[DATA EXCERPTS]
## BEGIN

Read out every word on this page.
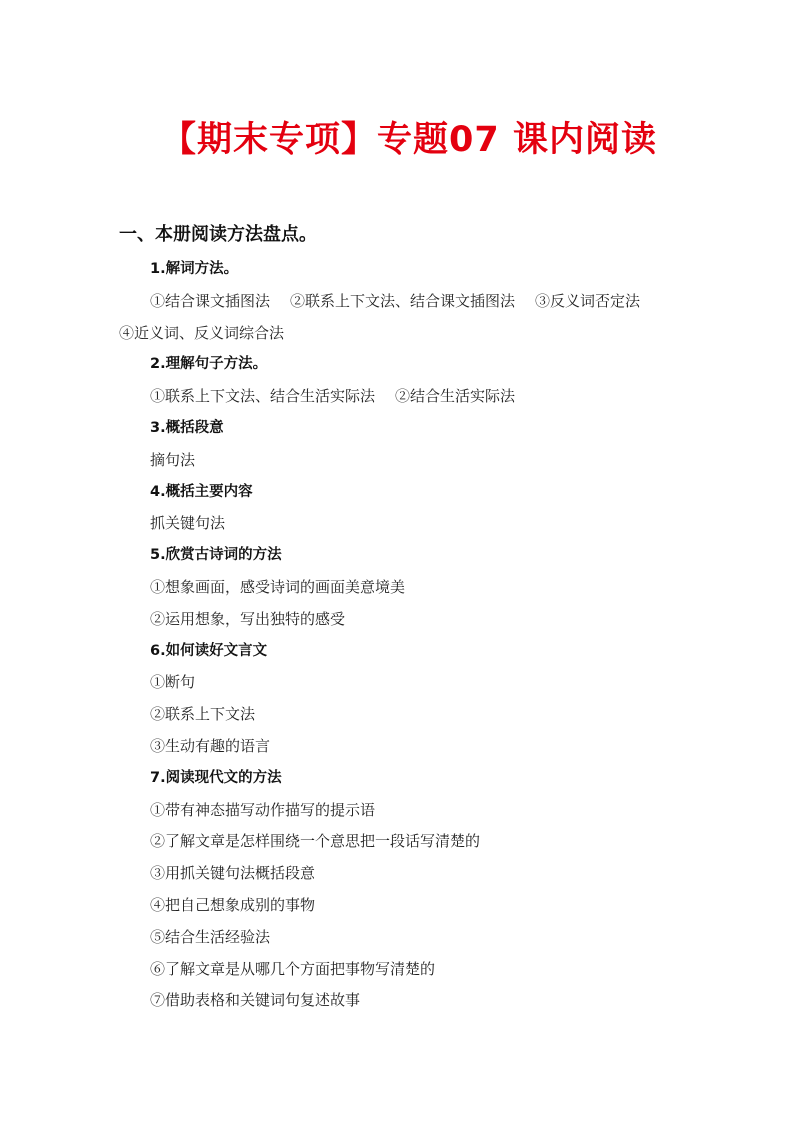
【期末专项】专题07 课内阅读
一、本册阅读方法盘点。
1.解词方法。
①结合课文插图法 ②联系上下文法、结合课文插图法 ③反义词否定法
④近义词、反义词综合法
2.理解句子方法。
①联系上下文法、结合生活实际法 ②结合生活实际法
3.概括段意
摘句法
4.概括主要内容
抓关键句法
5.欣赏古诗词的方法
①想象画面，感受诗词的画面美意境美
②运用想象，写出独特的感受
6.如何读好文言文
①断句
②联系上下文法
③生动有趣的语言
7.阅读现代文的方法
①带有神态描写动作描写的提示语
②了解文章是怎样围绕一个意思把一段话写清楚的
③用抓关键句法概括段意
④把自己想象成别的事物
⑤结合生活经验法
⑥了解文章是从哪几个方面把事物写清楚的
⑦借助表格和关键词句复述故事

## END

[PROBLEM TO SOLVE] Reproduce each line of the entries in which the word "②联系上下文法" is found.

[SOLUTION FOR THIS EXERCISE]
①结合课文插图法 ②联系上下文法、结合课文插图法 ③反义词否定法
②联系上下文法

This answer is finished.